■ CHALLENGE
What is the number of lines in these entries that contain "inspector"? State it alone.

Dataset excerpts
------

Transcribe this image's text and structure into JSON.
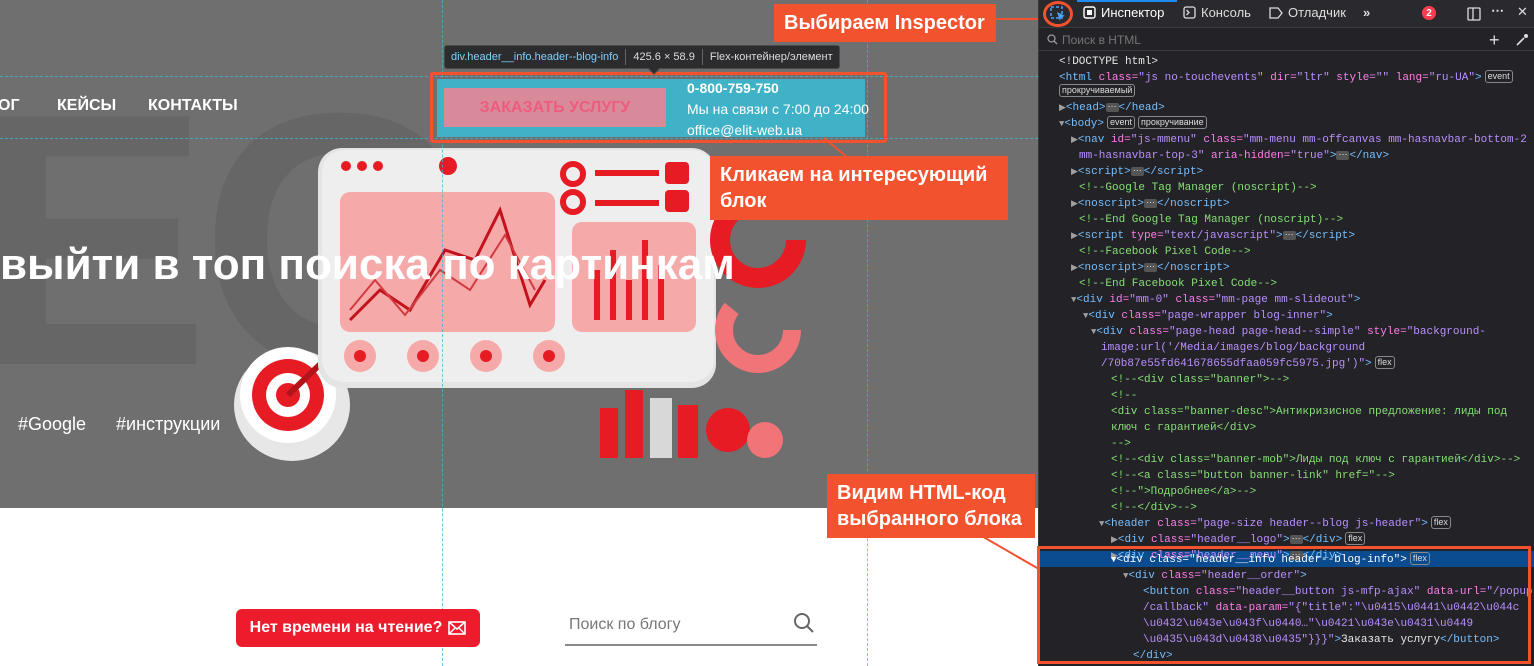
{
  "page": {
    "menu": [
      "ОГ",
      "КЕЙСЫ",
      "КОНТАКТЫ"
    ],
    "big_letters": "EO",
    "headline": "выйти в топ поиска по картинкам",
    "tags": [
      "#Google",
      "#инструкции"
    ],
    "order_button": "ЗАКАЗАТЬ УСЛУГУ",
    "phone": "0-800-759-750",
    "hours": "Мы на связи с 7:00 до 24:00",
    "email": "office@elit-web.ua",
    "noread_button": "Нет времени на чтение?",
    "search_placeholder": "Поиск по блогу",
    "accent_color": "#ec1c2d"
  },
  "tooltip": {
    "selector": "div.header__info.header--blog-info",
    "size": "425.6 × 58.9",
    "kind": "Flex-контейнер/элемент"
  },
  "callouts": {
    "inspector": "Выбираем Inspector",
    "click_block_1": "Кликаем на интересующий",
    "click_block_2": "блок",
    "see_html_1": "Видим HTML-код",
    "see_html_2": "выбранного блока",
    "color": "#f2522e"
  },
  "devtools": {
    "tabs": [
      "Инспектор",
      "Консоль",
      "Отладчик"
    ],
    "error_count": "2",
    "search_placeholder": "Поиск в HTML",
    "icons": [
      "element-picker-icon",
      "inspector-icon",
      "console-icon",
      "debugger-icon",
      "more-tabs-icon",
      "responsive-icon",
      "menu-icon",
      "close-icon",
      "add-node-icon",
      "eyedropper-icon"
    ]
  }
}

------

■ SOLUTION TO THE EXERCISE
2